◆ **Records to use**
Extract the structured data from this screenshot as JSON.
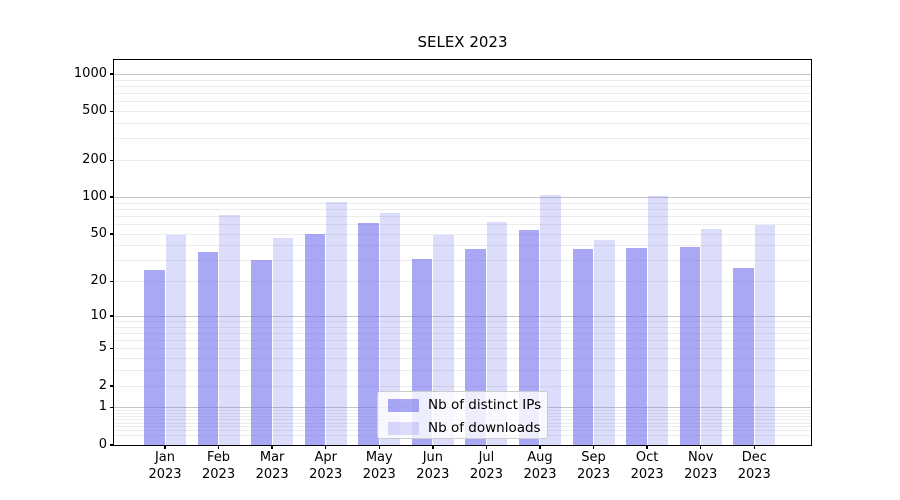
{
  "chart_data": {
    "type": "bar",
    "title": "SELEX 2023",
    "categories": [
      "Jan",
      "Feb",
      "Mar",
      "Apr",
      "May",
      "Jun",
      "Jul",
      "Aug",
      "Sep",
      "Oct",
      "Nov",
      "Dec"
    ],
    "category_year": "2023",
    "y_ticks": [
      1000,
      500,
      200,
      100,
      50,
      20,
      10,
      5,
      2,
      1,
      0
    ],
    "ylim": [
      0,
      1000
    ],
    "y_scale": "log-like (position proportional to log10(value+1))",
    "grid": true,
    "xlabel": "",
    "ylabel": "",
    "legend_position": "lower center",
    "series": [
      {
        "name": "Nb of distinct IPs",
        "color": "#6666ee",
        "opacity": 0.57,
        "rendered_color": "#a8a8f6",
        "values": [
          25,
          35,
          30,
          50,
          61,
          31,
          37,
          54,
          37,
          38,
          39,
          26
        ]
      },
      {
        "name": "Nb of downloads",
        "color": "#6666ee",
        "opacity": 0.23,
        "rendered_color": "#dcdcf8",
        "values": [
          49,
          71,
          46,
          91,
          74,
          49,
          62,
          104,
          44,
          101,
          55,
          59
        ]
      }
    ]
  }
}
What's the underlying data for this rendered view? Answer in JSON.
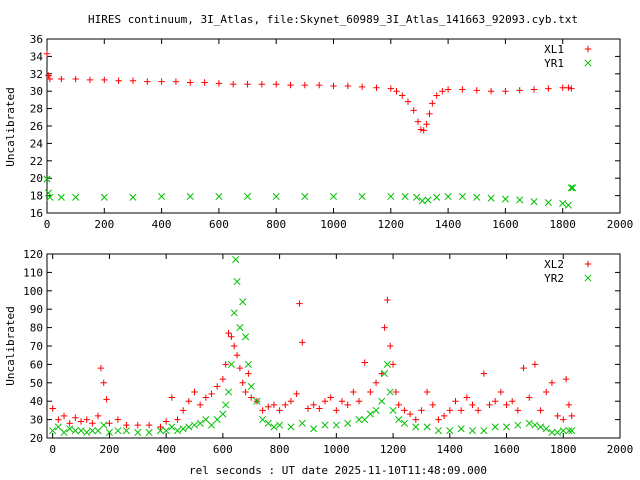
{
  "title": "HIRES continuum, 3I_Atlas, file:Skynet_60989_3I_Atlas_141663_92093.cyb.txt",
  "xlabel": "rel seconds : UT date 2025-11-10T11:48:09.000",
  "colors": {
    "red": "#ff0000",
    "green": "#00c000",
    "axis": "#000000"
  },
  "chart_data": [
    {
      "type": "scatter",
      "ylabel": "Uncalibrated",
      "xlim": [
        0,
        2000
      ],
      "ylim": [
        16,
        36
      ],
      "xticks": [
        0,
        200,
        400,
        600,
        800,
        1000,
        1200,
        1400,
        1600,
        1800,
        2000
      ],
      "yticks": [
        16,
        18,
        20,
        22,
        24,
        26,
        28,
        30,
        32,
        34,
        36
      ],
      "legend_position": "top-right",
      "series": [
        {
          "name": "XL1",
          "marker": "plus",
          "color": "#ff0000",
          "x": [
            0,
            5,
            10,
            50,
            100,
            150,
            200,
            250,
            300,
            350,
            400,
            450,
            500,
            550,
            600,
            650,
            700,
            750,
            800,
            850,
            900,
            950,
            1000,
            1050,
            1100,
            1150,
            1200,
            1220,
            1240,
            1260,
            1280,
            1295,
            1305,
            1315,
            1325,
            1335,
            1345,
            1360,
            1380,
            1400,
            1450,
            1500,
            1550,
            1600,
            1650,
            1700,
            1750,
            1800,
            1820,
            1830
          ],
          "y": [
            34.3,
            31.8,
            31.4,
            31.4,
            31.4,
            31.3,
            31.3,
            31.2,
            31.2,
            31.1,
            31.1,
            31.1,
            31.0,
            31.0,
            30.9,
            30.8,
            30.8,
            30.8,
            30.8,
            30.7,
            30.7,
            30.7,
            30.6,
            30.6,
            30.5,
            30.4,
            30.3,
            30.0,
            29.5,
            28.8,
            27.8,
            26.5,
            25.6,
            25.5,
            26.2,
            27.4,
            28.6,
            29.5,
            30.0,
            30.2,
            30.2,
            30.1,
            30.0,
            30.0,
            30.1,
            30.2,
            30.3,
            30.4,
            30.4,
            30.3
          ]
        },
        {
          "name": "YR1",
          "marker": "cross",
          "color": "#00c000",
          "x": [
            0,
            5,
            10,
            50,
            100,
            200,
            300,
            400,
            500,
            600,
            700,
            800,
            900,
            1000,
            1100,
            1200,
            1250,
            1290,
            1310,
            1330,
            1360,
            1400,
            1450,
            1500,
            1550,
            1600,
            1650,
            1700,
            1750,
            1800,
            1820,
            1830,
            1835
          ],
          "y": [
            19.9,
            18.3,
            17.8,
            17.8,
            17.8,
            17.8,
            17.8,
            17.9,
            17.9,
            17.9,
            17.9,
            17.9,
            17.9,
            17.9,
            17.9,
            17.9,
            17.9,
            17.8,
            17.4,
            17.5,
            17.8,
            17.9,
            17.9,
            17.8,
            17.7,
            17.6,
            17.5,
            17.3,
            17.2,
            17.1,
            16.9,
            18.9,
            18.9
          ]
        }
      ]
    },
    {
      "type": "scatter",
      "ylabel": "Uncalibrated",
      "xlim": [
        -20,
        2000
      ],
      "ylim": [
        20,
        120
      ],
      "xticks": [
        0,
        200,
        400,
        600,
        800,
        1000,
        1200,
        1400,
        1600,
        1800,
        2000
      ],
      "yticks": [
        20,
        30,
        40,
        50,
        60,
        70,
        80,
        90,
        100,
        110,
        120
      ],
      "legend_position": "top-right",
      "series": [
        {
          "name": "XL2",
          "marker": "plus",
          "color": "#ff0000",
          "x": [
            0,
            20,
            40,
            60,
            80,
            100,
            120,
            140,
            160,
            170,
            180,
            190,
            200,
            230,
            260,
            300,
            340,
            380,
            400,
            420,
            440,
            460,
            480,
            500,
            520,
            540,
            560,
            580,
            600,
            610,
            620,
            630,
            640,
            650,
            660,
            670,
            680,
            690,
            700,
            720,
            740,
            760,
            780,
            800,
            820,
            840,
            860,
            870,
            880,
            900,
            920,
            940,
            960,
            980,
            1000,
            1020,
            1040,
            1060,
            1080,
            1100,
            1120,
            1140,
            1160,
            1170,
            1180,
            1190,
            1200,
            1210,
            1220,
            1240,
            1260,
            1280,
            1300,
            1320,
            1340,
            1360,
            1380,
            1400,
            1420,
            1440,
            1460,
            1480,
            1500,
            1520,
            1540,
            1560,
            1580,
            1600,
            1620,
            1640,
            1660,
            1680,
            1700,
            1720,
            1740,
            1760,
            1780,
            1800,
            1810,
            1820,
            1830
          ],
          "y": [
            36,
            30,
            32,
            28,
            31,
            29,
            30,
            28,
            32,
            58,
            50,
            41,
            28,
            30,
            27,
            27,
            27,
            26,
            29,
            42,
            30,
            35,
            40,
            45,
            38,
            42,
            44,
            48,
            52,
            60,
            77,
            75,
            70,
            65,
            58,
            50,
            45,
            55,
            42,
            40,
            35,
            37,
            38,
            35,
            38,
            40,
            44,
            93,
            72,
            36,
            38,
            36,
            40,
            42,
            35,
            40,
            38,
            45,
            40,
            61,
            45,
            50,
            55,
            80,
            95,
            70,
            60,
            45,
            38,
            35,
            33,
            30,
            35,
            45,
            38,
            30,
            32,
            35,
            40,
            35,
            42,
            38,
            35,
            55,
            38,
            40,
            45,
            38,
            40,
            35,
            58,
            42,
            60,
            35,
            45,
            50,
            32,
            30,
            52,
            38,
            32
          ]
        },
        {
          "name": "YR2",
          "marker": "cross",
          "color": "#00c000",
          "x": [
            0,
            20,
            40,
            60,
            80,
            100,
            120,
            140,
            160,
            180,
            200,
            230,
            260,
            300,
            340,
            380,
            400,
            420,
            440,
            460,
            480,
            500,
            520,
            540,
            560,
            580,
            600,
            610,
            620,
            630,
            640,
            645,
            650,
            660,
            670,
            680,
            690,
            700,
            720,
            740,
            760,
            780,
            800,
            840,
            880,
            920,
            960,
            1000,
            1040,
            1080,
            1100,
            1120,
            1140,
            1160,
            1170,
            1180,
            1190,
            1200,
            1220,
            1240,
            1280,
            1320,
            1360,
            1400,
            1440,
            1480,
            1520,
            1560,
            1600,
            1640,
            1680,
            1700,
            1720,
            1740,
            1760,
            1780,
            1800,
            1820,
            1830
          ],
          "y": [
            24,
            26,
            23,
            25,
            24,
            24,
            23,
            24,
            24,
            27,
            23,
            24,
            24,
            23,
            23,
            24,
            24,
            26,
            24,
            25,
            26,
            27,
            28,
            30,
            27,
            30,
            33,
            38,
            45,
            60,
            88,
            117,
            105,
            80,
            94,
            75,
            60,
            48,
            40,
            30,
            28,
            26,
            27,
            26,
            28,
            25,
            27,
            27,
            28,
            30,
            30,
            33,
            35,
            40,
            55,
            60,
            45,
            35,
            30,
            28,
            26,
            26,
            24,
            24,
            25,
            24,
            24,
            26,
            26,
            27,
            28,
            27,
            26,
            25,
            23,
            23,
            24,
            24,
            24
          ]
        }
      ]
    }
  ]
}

...

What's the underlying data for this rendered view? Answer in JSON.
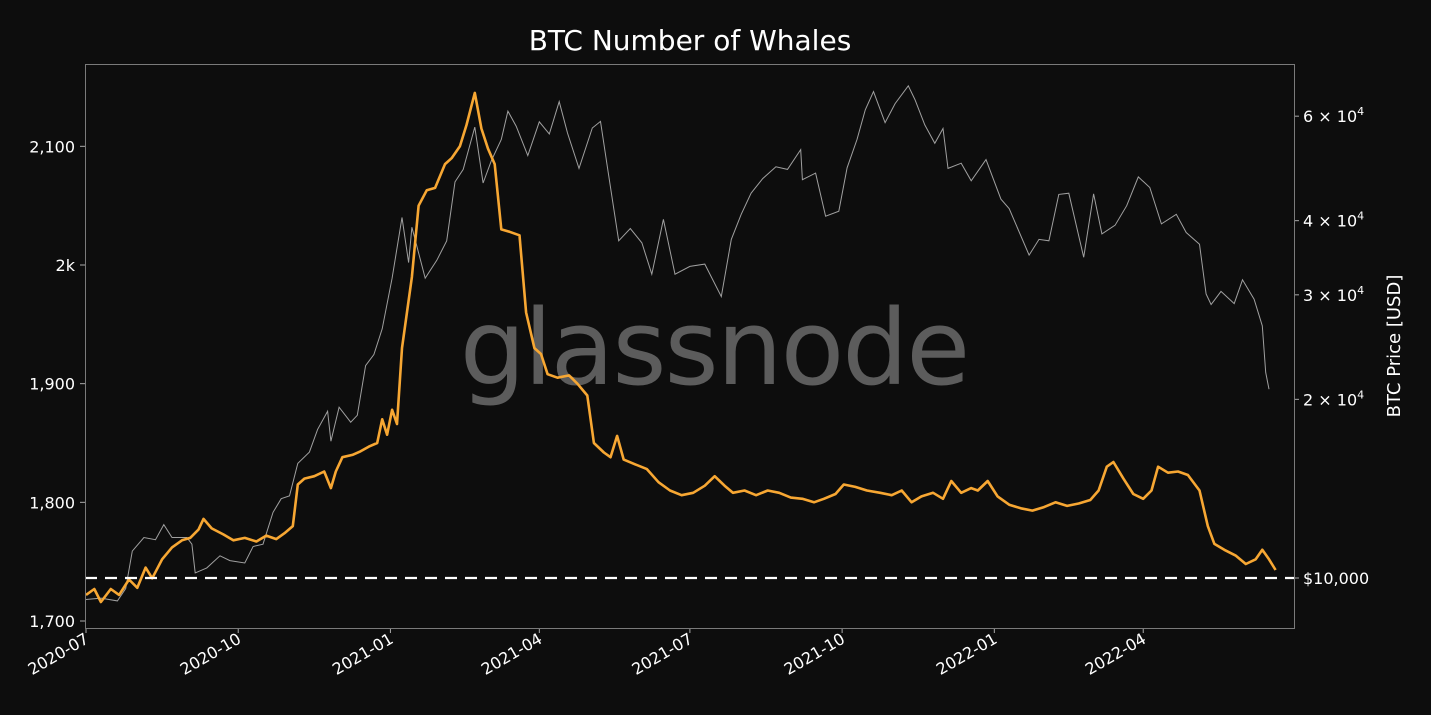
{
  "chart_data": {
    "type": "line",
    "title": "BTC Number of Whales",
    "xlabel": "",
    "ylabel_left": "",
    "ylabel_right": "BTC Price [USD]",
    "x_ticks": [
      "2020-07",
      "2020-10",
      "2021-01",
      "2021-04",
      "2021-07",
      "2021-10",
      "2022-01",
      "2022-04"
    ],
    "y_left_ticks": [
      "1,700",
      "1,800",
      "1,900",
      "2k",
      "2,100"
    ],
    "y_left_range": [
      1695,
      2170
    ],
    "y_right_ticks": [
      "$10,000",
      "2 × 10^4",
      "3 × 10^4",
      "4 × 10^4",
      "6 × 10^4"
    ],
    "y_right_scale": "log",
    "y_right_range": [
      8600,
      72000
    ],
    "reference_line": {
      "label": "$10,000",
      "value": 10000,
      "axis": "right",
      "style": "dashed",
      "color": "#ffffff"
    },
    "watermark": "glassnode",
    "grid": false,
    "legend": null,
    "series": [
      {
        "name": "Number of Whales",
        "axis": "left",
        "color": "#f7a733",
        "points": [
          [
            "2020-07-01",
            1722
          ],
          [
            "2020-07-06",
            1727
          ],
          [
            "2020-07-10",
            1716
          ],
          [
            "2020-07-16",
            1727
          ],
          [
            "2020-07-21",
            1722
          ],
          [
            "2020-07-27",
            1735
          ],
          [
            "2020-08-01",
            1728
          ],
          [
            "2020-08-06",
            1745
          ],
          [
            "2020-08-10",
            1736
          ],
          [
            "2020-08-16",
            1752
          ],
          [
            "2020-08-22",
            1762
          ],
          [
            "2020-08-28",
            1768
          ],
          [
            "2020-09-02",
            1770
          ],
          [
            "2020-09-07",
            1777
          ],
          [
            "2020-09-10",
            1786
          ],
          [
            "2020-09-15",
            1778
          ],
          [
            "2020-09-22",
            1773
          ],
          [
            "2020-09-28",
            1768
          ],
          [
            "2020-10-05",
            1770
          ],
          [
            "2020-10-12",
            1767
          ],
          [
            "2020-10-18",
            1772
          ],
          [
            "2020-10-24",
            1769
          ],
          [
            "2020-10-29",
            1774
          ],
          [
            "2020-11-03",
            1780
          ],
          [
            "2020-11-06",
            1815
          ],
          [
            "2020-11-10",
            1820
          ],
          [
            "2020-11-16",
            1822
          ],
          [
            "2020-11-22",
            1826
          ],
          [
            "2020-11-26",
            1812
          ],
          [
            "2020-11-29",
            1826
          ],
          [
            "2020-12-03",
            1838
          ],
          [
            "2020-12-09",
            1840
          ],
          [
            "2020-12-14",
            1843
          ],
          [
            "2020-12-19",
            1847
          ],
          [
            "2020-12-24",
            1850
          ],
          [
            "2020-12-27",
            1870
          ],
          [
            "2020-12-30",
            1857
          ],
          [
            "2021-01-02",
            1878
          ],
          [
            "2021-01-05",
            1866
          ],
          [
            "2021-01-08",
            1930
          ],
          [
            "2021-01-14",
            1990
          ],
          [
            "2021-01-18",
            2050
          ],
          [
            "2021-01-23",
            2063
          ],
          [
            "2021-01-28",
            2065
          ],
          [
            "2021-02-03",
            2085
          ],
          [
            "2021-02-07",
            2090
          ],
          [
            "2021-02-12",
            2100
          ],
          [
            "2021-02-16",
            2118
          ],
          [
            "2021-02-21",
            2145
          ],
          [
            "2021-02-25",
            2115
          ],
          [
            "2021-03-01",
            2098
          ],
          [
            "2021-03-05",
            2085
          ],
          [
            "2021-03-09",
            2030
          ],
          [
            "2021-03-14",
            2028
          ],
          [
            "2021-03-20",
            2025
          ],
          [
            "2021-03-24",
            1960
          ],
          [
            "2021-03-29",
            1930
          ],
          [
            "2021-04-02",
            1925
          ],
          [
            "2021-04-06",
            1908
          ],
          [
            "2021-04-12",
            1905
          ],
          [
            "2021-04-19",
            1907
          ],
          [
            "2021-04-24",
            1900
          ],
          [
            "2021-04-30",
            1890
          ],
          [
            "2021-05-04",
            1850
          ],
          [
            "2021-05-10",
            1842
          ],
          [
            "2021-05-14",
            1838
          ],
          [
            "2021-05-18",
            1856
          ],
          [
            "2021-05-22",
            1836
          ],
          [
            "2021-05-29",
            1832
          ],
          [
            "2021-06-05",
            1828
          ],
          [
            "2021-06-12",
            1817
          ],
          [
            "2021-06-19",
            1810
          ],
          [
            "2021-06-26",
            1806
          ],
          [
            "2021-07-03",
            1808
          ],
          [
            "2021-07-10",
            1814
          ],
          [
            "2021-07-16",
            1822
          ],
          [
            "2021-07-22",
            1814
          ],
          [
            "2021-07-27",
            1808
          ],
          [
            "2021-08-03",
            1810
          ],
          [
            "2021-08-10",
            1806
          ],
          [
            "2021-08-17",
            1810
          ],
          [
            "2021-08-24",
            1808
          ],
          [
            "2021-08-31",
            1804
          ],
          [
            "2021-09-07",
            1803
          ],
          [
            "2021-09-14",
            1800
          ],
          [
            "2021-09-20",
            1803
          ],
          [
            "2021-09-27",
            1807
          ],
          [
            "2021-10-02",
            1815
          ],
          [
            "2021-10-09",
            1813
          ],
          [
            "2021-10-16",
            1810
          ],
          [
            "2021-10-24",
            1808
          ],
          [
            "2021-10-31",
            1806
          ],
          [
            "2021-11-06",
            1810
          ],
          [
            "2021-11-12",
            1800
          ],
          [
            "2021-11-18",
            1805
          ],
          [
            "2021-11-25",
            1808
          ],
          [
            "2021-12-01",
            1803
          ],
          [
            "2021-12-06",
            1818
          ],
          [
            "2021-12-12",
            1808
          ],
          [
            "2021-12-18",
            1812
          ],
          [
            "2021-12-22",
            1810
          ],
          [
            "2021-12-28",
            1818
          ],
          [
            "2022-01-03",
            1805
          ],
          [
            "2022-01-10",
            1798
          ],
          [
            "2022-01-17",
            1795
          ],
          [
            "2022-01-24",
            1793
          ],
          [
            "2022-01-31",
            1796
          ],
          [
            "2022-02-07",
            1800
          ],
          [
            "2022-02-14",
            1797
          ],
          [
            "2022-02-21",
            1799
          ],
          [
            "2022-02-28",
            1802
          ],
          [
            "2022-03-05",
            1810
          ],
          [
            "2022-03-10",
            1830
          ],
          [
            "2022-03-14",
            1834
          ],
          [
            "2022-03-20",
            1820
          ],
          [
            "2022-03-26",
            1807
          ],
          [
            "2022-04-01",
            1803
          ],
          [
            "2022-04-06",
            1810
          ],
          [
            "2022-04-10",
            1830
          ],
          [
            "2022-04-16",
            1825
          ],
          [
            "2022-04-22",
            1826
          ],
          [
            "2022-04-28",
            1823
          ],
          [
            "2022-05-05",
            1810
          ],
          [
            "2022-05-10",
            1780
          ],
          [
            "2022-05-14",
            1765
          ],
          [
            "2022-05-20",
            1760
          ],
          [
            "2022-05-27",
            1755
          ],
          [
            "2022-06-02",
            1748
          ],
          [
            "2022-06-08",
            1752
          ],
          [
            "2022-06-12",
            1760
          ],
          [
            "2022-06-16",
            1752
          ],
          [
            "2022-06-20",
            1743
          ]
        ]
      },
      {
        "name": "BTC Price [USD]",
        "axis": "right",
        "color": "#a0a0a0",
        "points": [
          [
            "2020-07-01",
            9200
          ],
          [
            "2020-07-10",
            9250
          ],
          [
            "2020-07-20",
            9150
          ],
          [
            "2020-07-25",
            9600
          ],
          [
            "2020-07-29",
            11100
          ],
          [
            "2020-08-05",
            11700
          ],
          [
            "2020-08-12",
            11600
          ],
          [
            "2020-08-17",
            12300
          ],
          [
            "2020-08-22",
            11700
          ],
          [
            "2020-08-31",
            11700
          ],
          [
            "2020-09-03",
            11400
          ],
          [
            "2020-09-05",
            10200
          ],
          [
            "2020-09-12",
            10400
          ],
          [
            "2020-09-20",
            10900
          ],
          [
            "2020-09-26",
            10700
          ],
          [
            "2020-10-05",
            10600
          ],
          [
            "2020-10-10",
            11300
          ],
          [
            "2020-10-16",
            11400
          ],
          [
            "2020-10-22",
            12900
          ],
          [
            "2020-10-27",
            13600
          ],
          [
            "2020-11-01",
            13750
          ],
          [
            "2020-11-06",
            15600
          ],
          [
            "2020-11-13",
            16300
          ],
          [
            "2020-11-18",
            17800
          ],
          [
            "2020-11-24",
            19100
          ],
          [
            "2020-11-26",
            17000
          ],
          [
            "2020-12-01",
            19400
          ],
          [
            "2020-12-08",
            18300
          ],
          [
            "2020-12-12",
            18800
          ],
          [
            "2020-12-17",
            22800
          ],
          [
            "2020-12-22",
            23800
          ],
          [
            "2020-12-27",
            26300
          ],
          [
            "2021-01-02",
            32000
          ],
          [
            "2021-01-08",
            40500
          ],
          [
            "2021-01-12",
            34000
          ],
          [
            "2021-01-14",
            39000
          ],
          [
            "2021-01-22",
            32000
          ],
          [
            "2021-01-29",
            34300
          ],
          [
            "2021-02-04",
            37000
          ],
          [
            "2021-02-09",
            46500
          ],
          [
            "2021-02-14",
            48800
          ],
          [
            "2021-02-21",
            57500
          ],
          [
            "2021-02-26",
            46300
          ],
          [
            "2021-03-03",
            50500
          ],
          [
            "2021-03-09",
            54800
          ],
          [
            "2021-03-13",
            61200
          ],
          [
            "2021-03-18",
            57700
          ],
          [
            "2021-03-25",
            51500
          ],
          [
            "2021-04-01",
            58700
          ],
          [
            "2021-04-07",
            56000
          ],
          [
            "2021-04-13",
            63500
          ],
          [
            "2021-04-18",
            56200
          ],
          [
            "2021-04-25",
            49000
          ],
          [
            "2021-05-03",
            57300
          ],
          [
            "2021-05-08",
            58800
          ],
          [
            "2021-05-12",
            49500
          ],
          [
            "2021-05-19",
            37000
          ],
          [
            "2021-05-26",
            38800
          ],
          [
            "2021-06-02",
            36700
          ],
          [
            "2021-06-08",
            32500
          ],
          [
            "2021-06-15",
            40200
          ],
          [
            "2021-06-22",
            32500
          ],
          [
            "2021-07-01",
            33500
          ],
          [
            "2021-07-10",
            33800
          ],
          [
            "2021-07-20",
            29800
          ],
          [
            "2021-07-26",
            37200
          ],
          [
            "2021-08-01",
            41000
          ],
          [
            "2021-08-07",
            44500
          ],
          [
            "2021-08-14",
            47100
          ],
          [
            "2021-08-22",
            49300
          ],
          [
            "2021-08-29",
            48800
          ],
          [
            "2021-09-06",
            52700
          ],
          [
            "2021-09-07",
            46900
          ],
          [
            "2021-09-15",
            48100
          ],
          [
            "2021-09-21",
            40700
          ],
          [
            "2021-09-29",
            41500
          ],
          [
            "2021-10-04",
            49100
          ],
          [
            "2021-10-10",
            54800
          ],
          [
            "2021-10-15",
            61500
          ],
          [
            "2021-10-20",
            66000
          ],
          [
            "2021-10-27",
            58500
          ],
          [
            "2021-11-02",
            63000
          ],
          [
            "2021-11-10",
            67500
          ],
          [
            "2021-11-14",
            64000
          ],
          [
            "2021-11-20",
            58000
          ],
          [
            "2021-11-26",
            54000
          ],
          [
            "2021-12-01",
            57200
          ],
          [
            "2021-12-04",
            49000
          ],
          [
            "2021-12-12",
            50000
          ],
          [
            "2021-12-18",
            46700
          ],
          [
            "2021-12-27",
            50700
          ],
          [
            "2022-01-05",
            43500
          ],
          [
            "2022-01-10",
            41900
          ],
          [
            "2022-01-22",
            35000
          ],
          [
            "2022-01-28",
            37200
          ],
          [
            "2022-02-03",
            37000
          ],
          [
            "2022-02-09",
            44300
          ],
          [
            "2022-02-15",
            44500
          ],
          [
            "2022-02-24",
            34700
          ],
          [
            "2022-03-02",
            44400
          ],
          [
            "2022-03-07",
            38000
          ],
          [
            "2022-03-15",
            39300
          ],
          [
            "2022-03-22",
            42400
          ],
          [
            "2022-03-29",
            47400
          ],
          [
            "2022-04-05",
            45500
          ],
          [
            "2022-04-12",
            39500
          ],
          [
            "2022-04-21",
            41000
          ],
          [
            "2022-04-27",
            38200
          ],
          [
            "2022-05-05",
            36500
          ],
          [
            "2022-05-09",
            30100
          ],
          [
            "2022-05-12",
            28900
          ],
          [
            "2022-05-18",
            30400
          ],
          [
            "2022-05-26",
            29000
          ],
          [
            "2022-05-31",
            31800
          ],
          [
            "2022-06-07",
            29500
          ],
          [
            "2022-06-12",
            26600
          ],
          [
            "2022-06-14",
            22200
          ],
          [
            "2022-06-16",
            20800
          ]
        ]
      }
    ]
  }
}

◆ **Problem details**
Identify the lines that hold the word "name". Copy every one of them.

◆ **Finished exercise**
        "name": "Nb of distinct IPs",
        "name": "Nb of downloads",
          "name": "XL1",
          "name": "YR1",
          "name": "XL2",
          "name": "YR2",
        "name": "Number of Whales",
        "name": "BTC Price [USD]",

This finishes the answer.